▸ **EXERCISE**
Give back every line exactly as it appears, pictures excluded.

[Part of a data file]
** BEGIN **

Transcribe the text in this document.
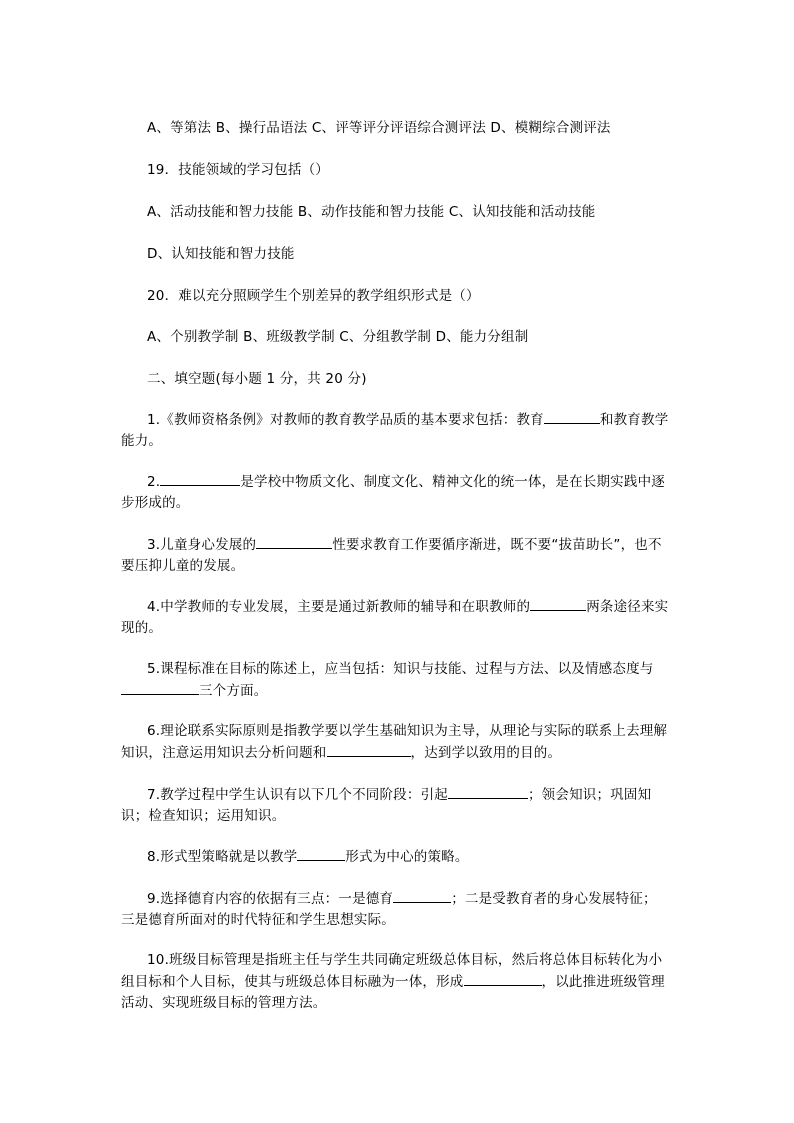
A、等第法 B、操行品语法 C、评等评分评语综合测评法 D、模糊综合测评法
19．技能领域的学习包括（）
A、活动技能和智力技能 B、动作技能和智力技能 C、认知技能和活动技能
D、认知技能和智力技能
20．难以充分照顾学生个别差异的教学组织形式是（）
A、个别教学制 B、班级教学制 C、分组教学制 D、能力分组制
二、填空题(每小题 1 分，共 20 分)
1.《教师资格条例》对教师的教育教学品质的基本要求包括：教育	和教育教学能力。
2.	是学校中物质文化、制度文化、精神文化的统一体，是在长期实践中逐步形成的。
3.儿童身心发展的	性要求教育工作要循序渐进，既不要“拔苗助长”，也不要压抑儿童的发展。
4.中学教师的专业发展，主要是通过新教师的辅导和在职教师的	两条途径来实现的。
5.课程标准在目标的陈述上，应当包括：知识与技能、过程与方法、以及情感态度与三个方面。
6.理论联系实际原则是指教学要以学生基础知识为主导，从理论与实际的联系上去理解知识，注意运用知识去分析问题和	，达到学以致用的目的。
7.教学过程中学生认识有以下几个不同阶段：引起	；领会知识；巩固知识；检查知识；运用知识。
8.形式型策略就是以教学	形式为中心的策略。
9.选择德育内容的依据有三点：一是德育	；二是受教育者的身心发展特征；三是德育所面对的时代特征和学生思想实际。
10.班级目标管理是指班主任与学生共同确定班级总体目标，然后将总体目标转化为小组目标和个人目标，使其与班级总体目标融为一体，形成	，以此推进班级管理活动、实现班级目标的管理方法。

** END **

▸ **SOLUTION TO THIS PROBLEM**
Transcribe the text in this document.
A、等第法 B、操行品语法 C、评等评分评语综合测评法 D、模糊综合测评法
19．技能领域的学习包括（）
A、活动技能和智力技能 B、动作技能和智力技能 C、认知技能和活动技能
D、认知技能和智力技能
20．难以充分照顾学生个别差异的教学组织形式是（）
A、个别教学制 B、班级教学制 C、分组教学制 D、能力分组制
二、填空题(每小题 1 分，共 20 分)
1.《教师资格条例》对教师的教育教学品质的基本要求包括：教育	和教育教学能力。
2.	是学校中物质文化、制度文化、精神文化的统一体，是在长期实践中逐步形成的。
3.儿童身心发展的	性要求教育工作要循序渐进，既不要“拔苗助长”，也不要压抑儿童的发展。
4.中学教师的专业发展，主要是通过新教师的辅导和在职教师的	两条途径来实现的。
5.课程标准在目标的陈述上，应当包括：知识与技能、过程与方法、以及情感态度与三个方面。
6.理论联系实际原则是指教学要以学生基础知识为主导，从理论与实际的联系上去理解知识，注意运用知识去分析问题和	，达到学以致用的目的。
7.教学过程中学生认识有以下几个不同阶段：引起	；领会知识；巩固知识；检查知识；运用知识。
8.形式型策略就是以教学	形式为中心的策略。
9.选择德育内容的依据有三点：一是德育	；二是受教育者的身心发展特征；三是德育所面对的时代特征和学生思想实际。
10.班级目标管理是指班主任与学生共同确定班级总体目标，然后将总体目标转化为小组目标和个人目标，使其与班级总体目标融为一体，形成	，以此推进班级管理活动、实现班级目标的管理方法。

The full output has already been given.